Do this:
Below are the records; collect from them each line containing the string "favorites".

>> start

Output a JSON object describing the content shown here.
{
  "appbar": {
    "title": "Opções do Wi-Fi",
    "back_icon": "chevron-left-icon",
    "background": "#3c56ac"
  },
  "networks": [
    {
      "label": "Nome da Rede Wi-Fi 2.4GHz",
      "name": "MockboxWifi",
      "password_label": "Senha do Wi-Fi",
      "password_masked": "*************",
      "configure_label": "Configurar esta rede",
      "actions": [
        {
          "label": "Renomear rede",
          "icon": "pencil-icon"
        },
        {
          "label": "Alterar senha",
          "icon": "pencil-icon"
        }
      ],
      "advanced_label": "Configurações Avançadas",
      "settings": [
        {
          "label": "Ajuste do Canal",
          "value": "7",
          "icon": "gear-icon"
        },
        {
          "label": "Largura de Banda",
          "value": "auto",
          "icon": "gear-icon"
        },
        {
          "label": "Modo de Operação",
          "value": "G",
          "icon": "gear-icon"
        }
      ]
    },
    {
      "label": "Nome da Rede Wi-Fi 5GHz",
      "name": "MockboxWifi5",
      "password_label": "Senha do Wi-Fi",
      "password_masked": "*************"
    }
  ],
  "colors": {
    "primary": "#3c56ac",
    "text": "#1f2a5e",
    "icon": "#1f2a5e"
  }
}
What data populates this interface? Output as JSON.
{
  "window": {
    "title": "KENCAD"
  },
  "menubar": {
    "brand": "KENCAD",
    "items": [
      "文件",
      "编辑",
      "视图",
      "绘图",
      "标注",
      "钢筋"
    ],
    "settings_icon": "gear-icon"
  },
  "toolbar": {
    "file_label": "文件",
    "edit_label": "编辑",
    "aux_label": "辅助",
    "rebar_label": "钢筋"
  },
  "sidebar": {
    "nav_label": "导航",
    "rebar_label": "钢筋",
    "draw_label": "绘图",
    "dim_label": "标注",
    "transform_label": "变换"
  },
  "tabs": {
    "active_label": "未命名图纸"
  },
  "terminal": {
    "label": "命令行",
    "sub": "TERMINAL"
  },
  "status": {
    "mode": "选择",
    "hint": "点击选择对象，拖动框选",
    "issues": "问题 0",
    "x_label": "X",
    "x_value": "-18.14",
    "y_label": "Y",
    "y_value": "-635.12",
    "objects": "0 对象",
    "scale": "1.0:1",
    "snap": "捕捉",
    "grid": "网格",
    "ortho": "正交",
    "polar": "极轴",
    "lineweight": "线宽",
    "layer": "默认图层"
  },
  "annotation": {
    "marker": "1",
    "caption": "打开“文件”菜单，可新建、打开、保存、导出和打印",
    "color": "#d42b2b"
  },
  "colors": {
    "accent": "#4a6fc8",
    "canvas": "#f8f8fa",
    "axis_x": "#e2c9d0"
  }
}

>> end
>> start

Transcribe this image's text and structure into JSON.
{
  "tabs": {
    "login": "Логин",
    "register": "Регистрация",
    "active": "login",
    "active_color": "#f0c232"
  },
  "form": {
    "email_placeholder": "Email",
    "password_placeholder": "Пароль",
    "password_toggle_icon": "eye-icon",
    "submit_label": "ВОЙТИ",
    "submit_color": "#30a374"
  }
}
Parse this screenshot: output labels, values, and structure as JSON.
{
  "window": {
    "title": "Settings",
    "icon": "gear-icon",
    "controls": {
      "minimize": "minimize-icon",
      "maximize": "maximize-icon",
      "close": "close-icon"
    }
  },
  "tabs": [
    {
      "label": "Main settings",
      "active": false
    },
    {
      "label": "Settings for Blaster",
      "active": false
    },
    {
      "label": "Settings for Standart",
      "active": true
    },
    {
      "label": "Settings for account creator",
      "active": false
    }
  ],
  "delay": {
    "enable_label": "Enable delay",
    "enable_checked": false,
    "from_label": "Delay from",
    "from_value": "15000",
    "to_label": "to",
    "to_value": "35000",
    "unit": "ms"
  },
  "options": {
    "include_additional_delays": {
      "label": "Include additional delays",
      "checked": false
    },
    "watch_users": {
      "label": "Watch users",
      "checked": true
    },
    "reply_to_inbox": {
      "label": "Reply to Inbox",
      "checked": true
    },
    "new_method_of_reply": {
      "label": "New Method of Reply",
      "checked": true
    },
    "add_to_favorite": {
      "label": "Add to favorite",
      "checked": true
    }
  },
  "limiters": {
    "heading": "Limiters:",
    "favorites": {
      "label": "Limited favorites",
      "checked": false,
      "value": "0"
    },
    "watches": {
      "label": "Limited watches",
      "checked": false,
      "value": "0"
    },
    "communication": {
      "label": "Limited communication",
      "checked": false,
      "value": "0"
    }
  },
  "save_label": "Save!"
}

>> end
>> start

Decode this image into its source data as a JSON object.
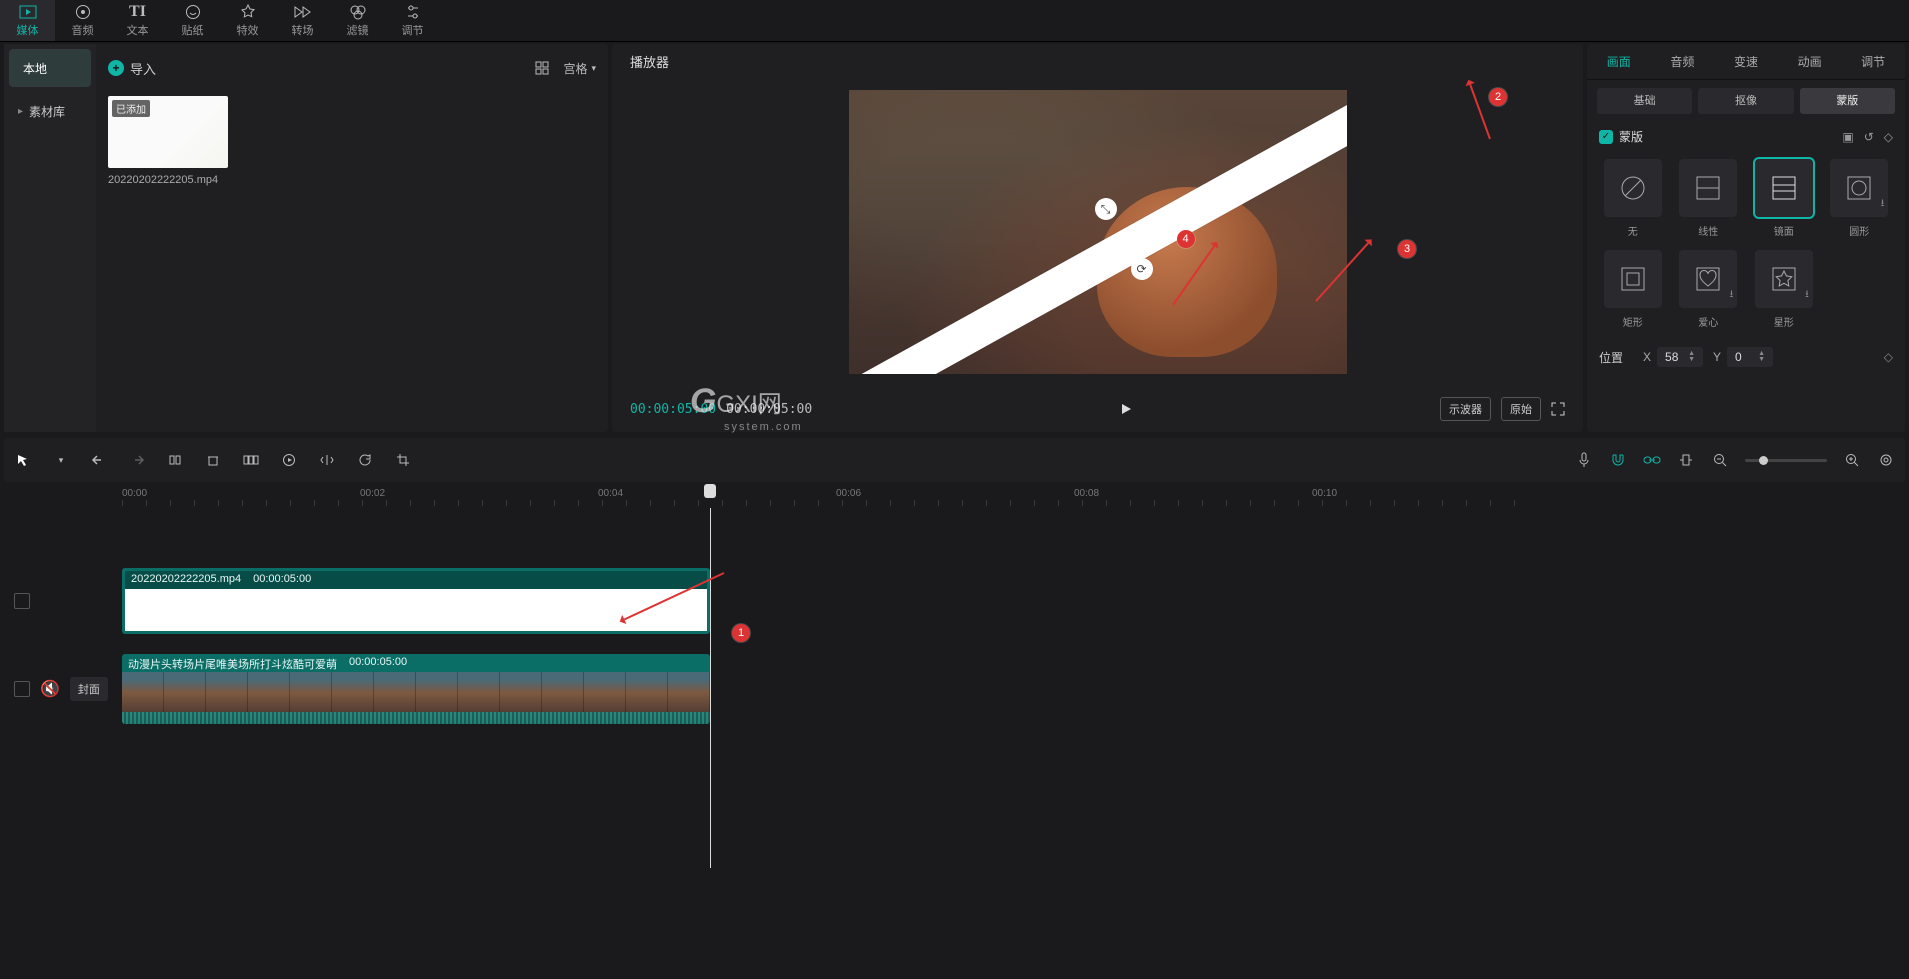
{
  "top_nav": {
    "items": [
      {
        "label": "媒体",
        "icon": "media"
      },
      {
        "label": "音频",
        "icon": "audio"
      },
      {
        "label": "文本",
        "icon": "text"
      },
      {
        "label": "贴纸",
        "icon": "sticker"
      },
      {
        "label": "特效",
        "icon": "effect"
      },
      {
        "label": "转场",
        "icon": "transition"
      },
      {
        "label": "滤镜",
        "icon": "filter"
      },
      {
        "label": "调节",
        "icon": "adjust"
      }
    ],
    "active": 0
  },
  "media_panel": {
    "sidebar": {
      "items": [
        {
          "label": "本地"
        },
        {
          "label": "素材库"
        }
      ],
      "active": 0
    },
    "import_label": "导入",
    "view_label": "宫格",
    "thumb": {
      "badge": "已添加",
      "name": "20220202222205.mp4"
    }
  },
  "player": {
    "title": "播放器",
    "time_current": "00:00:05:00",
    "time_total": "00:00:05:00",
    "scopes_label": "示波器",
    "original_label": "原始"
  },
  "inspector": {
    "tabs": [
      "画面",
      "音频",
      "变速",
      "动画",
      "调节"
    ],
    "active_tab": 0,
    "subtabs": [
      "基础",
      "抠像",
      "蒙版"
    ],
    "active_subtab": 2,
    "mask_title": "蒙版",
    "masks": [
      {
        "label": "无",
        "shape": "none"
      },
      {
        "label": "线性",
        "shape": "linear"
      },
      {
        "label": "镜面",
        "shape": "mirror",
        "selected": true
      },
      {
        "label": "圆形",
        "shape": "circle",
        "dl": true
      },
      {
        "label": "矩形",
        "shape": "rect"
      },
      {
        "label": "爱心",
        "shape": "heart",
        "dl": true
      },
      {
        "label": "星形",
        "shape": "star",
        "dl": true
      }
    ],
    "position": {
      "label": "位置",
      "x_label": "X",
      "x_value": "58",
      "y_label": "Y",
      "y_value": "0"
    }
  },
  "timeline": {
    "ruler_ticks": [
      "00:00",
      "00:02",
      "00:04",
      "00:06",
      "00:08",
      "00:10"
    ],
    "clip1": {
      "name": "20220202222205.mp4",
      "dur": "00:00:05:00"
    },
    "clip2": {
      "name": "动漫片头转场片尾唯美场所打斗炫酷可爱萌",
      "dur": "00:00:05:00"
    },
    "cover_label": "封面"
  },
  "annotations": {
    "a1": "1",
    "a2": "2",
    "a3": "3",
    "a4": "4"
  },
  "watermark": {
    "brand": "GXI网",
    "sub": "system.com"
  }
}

>> end

Answer:
    "favorites": {
      "label": "Limited favorites",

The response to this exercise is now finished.